> _TAREFAS A REALIZAR_:
**a)** Com base no trecho sobre a crise política brasileira, responda:
(i) Que exposição foi fechada no início de setembro, e em que cidade?
(ii) Segundo a sondagem encomendada pelo partido de Rodrigo Maia, que porcentagem dos entrevistados repele PMDB, PSDB e DEM?
(iii) Em que posição e com que porcentagem Jair Bolsonaro aparece na última pesquisa do Datafolha?
**b)** Como seguiria o trecho sobre a crise política brasileira depois da última frase? Escreva a continuação.

> _TRECHO SELECIONADO_:
══════════

O
grande capital governa, mas, contraditoriamente, não reina em paz, pois
o rei (o regime representativo) está nu, exibindo continuadamente em
público sua reprochável mácula, novamente exposta na segunda rodada de
denúncias da PGR contra o presidente Temer, desta vez abrangendo também
dois de seus ministros mais importantes, todos suspeitos de obstrução da
justiça e organização criminosa.
Nesse mar de lama, emergem do
bloco heterogêneo da direita que induziu à atual deformação regressiva
do Estado Democrático de Direito novas manifestações de autoritarismo
social, com respaldo dos políticos, e, na esfera institucional,
expande-se o bonapartismo, alastrando-se, preocupantemente, do
Judiciário e demais instituições de controle até nada mais nada menos
que a esfera militar. Os autoritarismos social e bonapartista
reforçam-se mutuamente, embora essa dinâmica ainda não tenha um curso
decidido. A crise de legitimidade é o centro de gravidade do direitismo.
A
deposição de Dilma, feito embalado na onda conservadora-neoliberal, não
tem logrado nem recuperar a atividade econômica e nem garantir a
estabilidade institucional, dada a desavença entre o Judiciário e os
dois outros poderes supremos da República. Apesar de haver
governabilidade, graças à aprovação da agenda política e legislativa do
Palácio do Planalto sob o guarda-chuva do presidencialismo de coalizão, o
sistema político carece de legitimidade. As maiores evidências disso
são a rejeição ao presidente Temer, nesse caso praticamente unânime, e
aos três principais partidos governistas: PMDB, PSDB e DEM, estes
repelidos por nada menos que 75% dos entrevistados, conforme a mais
recente sondagem de opinião, encomendada pelo próprio partido do
presidente da Câmara dos Deputados, Rodrigo Maia (DEM-RJ).
A
perseverança da instabilidade trouxe novamente à cena a direita social.
No início de setembro, foi fechada, após protestos do MBL, a exposição
do Santander Cultural, em Porto Alegre, dedicada a temas LGBT.
Recentemente, ocorreu forte reação contrária a uma performance de nudez
artística no MAM-SP. Tais fatos, entre outros (como a questão da “cura
gay”) representam um avanço do conservadorismo e da intolerância da
direita social e política no plano da cultura e do comportamento. O
prefeito João Dória (PSDB-SP), por exemplo, acaba de publicar um vídeo
criticando as duas referidas manifestações e defendendo a censura delas.
Não por acaso, esse notório antipetista é virtual candidato à sucessão
presidencial de 2018, agenda eleitoral que várias forças progressistas
têm colocado em dúvida sobre se realmente será cumprida. Segundo a
última pesquisa do Datafolha sobre para a corrida eleitoral que se
avizinha, Jair Bolsonaro (PSC-RJ), que também corre em raia da direita
raivosa, aparece em segunda posição com 16% das preferências, 20 pontos
atrás do arquitemido líder Lula.
Mas o direitismo não para por aí.

══════════

> _ITENS LISTADOS_:

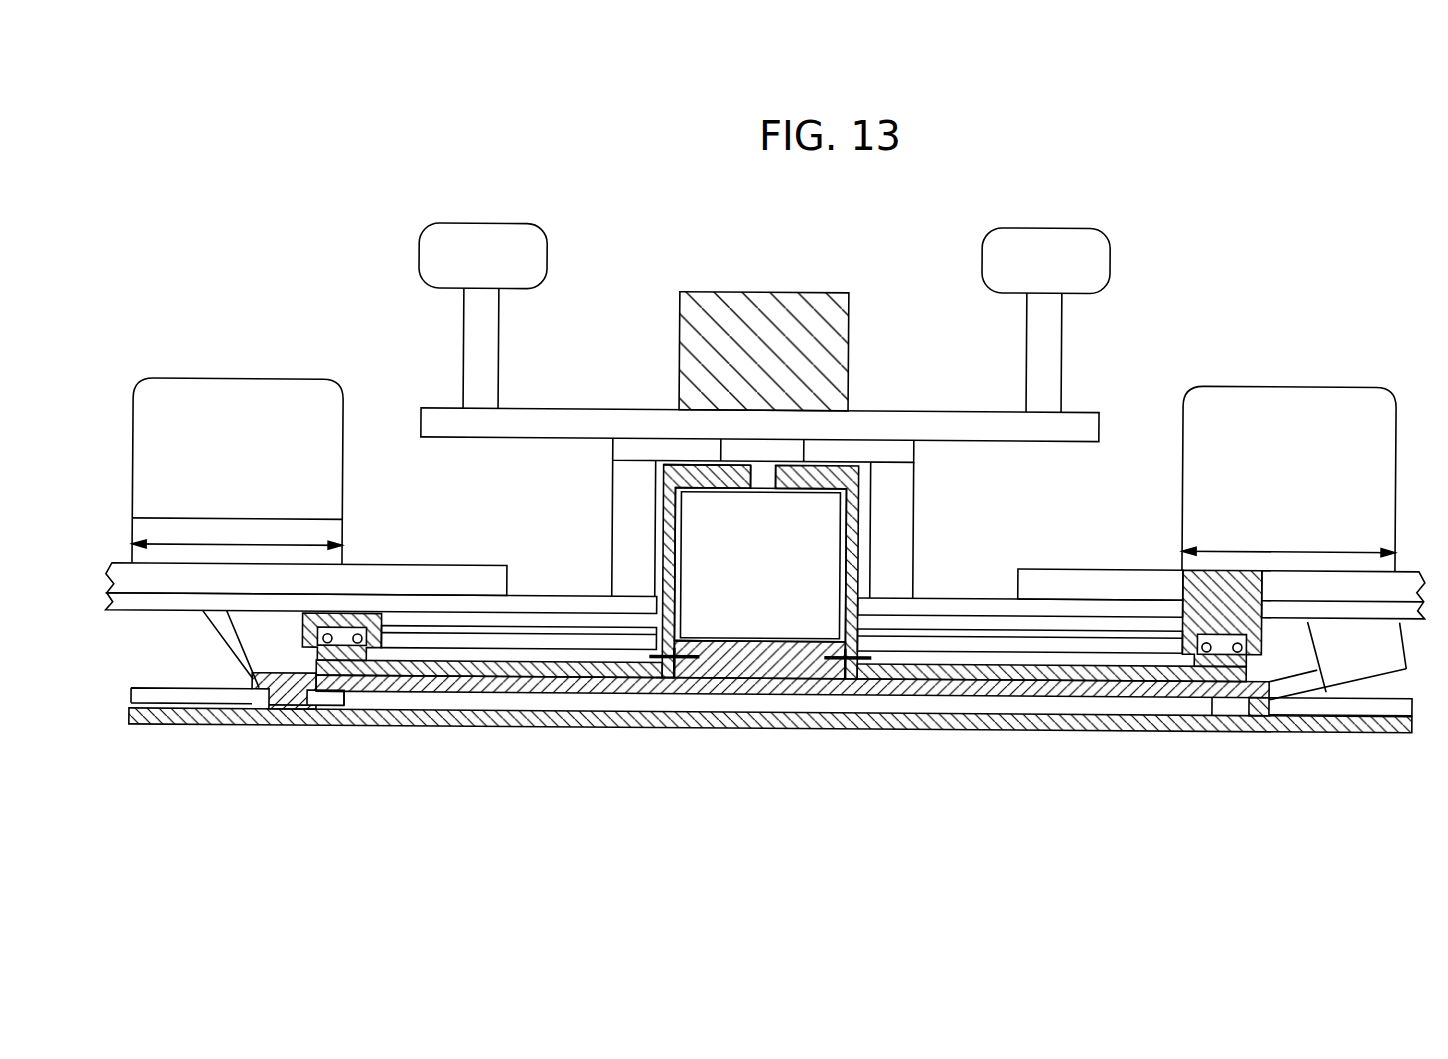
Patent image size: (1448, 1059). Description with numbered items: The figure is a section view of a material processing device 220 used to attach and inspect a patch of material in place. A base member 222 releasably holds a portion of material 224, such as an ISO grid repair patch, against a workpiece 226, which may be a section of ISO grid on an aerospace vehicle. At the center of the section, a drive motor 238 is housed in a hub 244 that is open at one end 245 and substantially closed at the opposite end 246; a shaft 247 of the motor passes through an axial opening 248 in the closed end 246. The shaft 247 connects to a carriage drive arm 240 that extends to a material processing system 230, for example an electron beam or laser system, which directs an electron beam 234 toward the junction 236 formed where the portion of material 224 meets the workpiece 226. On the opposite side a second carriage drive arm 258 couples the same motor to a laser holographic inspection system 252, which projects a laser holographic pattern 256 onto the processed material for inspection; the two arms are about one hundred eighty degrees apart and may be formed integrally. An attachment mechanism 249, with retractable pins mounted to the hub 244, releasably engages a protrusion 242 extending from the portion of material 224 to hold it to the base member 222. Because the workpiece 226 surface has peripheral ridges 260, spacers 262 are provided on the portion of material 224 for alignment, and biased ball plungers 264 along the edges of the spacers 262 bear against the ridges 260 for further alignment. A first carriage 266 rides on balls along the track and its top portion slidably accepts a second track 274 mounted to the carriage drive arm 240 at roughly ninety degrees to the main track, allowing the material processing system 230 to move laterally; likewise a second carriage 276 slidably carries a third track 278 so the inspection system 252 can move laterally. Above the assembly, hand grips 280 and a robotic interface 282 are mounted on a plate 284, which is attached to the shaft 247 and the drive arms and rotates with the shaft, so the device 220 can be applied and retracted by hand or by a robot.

The material processing device 220 is at (1180, 276).
The base member 222 is at (465, 670).
The portion of material 224 is at (550, 686).
The workpiece 226 is at (180, 724).
The material processing system 230 is at (185, 392).
The electron beam 234 is at (232, 641).
The junction 236 is at (253, 679).
The drive motor 238 is at (825, 527).
The carriage drive arm 240 is at (565, 609).
The protrusion 242 is at (743, 663).
The hub 244 is at (848, 566).
The open end 245 is at (698, 669).
The substantially closed end 246 is at (735, 490).
The shaft 247 is at (763, 472).
The axial opening 248 is at (764, 470).
The attachment mechanism 249 is at (700, 621).
The laser holographic inspection system 252 is at (1300, 393).
The laser holographic pattern 256 is at (1292, 690).
The carriage drive arm 258 is at (988, 606).
The ridges 260 is at (262, 712).
The spacers 262 is at (300, 706).
The biased ball plungers 264 is at (276, 705).
The first carriage 266 is at (357, 616).
The second track 274 is at (445, 577).
The second carriage 276 is at (1205, 587).
The third track 278 is at (1073, 576).
The hand grips 280 is at (497, 230).
The robotic interface 282 is at (780, 310).
The plate 284 is at (960, 426).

══════════

> _RESPOSTAS ÀS TAREFAS_:
**a)**
(i) A exposição do Santander Cultural dedicada a temas LGBT, em Porto Alegre.
(ii) 75%.
(iii) Em segunda posição, com 16% das preferências.

**b)**
Com a falência do Estado, que no Rio de Janeiro é paroxística, a
política de segurança pela via das tropas federais do Exército ocupou
territórios para combater o tráfico de drogas, ainda que em parceria com
as polícias locais e em contexto do grande evento Rock in Rio. A paz
dos moradores da Rocinha fica associada à presença dos tanques de
guerra. A retirada dos militares trás de volta a sensação de insegurança
à comunidade dos pobres e excluídos e de seus vizinhos privilegiados da
zona sul carioca, como um virtual saldo político do autoritarismo em
emersão lenta, gradual e segura.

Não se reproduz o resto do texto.